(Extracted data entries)
++++++++++++++++++++
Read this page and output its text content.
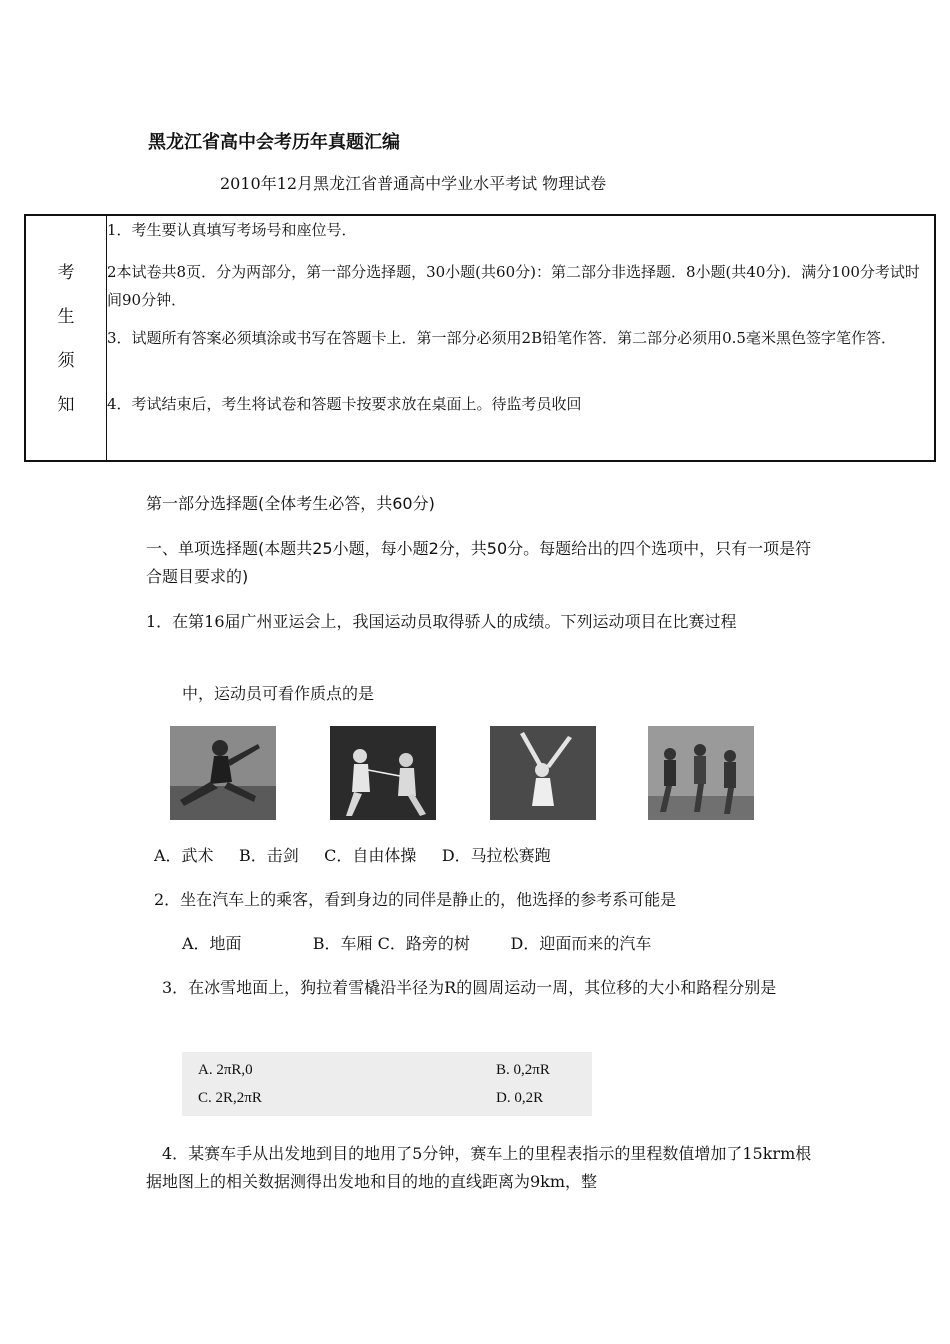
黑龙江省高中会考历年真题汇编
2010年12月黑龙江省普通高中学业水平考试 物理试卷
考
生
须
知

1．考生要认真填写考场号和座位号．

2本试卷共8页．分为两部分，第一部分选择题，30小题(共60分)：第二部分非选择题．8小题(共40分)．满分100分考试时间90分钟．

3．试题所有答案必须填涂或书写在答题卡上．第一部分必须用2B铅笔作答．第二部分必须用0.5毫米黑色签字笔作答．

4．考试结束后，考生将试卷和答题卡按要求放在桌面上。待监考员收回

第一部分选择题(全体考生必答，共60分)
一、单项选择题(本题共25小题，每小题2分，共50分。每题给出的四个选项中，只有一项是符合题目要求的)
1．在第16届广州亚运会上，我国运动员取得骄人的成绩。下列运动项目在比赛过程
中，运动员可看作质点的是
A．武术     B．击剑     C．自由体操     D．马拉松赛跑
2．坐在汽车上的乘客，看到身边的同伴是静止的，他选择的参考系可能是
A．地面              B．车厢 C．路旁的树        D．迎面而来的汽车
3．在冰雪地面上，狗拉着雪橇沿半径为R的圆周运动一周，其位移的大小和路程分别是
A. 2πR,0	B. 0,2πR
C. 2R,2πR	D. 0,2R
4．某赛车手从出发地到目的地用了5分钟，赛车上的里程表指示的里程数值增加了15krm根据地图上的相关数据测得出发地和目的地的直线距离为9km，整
++++++++++++++++++++
## WHAT YOU HAVE TO DO
Within the material above, find the lines that contain the word "第一部分选择题"; copy them.

## FULL OUTPUT
2本试卷共8页．分为两部分，第一部分选择题，30小题(共60分)：第二部分非选择题．8小题(共40分)．满分100分考试时间90分钟．
第一部分选择题(全体考生必答，共60分)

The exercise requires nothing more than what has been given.